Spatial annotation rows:
»»
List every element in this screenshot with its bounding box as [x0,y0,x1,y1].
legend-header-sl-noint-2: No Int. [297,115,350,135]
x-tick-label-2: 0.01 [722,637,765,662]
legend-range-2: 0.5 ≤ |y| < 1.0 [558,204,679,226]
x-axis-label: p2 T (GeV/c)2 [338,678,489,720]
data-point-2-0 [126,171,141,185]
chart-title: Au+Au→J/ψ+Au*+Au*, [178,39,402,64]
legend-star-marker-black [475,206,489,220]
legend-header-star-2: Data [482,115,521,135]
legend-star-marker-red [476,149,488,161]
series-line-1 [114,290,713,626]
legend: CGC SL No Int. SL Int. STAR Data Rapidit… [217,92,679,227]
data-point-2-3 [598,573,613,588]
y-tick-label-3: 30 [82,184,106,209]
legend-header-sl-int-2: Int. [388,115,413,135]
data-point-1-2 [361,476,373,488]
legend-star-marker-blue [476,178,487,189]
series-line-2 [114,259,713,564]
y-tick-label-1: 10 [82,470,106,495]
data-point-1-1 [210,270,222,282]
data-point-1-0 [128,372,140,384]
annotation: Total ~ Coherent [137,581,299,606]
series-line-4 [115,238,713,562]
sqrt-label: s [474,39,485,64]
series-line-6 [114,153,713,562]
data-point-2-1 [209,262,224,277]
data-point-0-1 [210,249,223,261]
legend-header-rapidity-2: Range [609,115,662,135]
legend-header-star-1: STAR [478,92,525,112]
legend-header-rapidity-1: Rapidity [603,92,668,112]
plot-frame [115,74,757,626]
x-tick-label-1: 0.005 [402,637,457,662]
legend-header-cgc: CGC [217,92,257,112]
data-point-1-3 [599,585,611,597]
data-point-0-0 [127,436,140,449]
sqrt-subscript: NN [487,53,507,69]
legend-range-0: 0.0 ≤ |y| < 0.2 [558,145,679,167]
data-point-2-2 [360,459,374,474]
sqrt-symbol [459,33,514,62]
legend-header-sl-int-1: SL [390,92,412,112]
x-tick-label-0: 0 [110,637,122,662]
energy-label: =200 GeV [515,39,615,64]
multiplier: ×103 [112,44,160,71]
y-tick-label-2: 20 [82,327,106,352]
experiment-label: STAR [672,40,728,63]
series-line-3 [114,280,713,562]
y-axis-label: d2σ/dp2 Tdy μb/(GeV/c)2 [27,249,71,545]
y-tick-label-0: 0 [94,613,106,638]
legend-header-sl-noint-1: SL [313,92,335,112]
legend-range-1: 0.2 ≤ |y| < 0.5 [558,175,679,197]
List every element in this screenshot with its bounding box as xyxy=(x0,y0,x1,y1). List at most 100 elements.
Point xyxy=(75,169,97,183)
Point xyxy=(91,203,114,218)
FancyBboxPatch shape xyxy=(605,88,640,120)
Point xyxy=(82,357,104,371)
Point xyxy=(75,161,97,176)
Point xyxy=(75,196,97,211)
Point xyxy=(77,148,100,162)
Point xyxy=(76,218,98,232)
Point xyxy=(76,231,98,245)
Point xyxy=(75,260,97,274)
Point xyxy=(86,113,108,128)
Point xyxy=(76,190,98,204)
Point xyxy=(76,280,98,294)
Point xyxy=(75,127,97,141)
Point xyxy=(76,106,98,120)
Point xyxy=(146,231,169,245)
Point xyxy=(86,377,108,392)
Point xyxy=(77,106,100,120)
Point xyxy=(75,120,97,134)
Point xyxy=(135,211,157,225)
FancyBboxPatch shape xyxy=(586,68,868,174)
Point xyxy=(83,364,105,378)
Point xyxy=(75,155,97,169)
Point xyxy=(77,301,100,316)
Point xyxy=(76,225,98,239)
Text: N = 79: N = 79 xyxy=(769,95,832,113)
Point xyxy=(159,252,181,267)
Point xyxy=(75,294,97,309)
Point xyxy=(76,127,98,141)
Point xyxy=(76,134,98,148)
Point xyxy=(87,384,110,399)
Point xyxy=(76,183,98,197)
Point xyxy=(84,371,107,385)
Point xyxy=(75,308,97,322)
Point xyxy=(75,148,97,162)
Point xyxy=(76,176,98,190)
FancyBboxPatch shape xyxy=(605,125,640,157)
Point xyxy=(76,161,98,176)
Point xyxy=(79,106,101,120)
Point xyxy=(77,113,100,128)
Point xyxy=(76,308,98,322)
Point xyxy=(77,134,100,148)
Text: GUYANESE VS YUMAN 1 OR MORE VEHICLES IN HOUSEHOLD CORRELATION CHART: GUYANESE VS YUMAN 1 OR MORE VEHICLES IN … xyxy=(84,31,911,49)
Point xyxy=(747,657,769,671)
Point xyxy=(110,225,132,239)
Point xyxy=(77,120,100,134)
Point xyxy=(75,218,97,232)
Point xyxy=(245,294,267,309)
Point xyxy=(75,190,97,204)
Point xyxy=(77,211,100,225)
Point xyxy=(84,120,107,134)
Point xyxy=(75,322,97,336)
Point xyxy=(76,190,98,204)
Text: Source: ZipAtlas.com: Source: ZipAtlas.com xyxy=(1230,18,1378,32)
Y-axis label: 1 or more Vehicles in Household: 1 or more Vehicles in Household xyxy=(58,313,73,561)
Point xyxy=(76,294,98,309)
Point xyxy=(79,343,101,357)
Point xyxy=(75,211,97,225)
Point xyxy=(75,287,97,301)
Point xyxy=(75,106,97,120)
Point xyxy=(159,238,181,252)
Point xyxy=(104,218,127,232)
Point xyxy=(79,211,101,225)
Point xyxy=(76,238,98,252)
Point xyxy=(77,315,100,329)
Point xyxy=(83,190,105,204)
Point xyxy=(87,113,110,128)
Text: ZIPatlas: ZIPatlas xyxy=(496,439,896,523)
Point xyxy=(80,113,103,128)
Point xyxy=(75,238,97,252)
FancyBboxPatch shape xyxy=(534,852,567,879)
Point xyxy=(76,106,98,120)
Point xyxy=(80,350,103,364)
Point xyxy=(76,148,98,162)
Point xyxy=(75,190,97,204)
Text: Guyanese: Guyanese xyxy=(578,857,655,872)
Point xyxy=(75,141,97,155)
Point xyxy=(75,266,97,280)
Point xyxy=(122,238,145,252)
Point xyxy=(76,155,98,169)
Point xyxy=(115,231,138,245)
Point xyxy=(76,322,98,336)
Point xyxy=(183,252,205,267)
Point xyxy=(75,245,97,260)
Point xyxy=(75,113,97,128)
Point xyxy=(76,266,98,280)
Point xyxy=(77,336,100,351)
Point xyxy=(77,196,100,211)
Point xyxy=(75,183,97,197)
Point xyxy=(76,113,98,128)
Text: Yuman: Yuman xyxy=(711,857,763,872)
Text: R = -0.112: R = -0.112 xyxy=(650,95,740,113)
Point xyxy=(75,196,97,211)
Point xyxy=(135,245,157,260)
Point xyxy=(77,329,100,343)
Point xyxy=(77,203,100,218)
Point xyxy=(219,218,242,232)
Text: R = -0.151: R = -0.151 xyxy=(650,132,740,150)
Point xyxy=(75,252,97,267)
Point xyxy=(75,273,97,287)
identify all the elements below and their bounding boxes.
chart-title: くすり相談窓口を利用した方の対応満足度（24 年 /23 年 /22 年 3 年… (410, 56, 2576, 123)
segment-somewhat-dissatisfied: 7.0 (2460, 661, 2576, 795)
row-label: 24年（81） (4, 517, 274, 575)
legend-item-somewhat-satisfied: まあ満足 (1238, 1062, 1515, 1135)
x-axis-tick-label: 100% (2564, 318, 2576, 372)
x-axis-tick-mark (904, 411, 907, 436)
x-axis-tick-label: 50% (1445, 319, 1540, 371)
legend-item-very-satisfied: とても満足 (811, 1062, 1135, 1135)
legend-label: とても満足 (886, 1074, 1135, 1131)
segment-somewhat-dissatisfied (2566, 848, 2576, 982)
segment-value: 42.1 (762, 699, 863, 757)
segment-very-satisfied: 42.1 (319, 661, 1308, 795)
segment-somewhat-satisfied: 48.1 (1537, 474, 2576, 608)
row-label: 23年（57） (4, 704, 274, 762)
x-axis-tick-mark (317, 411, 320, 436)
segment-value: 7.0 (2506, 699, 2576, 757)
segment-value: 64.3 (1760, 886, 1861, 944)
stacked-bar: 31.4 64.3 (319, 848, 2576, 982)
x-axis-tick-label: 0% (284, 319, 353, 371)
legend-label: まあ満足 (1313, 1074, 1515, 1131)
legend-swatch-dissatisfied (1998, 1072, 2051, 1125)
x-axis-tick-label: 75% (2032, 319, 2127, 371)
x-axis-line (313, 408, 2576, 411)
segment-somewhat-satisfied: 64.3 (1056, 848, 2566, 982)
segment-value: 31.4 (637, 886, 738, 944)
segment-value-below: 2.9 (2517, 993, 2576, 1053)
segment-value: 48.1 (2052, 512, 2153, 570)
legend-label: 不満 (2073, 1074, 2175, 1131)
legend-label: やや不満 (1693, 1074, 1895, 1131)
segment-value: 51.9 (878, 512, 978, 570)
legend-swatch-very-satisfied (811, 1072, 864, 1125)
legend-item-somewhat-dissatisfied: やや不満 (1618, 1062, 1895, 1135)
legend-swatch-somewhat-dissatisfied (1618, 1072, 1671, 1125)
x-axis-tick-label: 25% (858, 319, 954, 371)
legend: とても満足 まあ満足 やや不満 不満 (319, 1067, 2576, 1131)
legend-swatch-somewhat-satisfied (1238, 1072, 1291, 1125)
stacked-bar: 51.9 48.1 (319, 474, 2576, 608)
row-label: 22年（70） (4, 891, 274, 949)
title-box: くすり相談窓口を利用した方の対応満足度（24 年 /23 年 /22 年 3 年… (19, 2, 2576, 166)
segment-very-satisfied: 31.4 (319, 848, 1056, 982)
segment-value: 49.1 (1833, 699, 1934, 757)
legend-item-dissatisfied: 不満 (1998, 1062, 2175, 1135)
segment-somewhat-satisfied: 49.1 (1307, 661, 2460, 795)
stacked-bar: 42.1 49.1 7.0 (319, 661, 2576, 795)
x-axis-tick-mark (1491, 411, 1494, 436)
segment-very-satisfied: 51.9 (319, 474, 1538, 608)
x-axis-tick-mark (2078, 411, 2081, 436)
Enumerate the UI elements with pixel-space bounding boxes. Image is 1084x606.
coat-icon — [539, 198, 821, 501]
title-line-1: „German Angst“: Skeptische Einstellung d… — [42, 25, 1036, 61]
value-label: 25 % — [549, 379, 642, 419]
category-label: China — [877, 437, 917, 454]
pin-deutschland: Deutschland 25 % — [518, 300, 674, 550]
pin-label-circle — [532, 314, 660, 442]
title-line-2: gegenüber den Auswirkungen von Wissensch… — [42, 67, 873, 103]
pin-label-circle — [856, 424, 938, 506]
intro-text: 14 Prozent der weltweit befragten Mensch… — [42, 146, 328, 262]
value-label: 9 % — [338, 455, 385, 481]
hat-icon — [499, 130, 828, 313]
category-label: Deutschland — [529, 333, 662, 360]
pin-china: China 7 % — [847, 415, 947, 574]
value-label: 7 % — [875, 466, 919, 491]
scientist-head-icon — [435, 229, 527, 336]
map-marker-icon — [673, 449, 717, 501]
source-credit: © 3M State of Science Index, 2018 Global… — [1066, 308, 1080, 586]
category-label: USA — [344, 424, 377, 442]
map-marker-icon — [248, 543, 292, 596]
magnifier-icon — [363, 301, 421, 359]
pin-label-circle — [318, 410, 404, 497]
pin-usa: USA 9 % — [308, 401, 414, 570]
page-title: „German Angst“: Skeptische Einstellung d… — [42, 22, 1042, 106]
««
» Task brief:
Can you repeat, word for word, the rows starting at the first one and ending at the row that contains "data-point-2-0 [126,171,141,185]", including both of those rows?

» Solution for this problem:
List every element in this screenshot with its bounding box as [x0,y0,x1,y1].
legend-header-sl-noint-2: No Int. [297,115,350,135]
x-tick-label-2: 0.01 [722,637,765,662]
legend-range-2: 0.5 ≤ |y| < 1.0 [558,204,679,226]
x-axis-label: p2 T (GeV/c)2 [338,678,489,720]
data-point-2-0 [126,171,141,185]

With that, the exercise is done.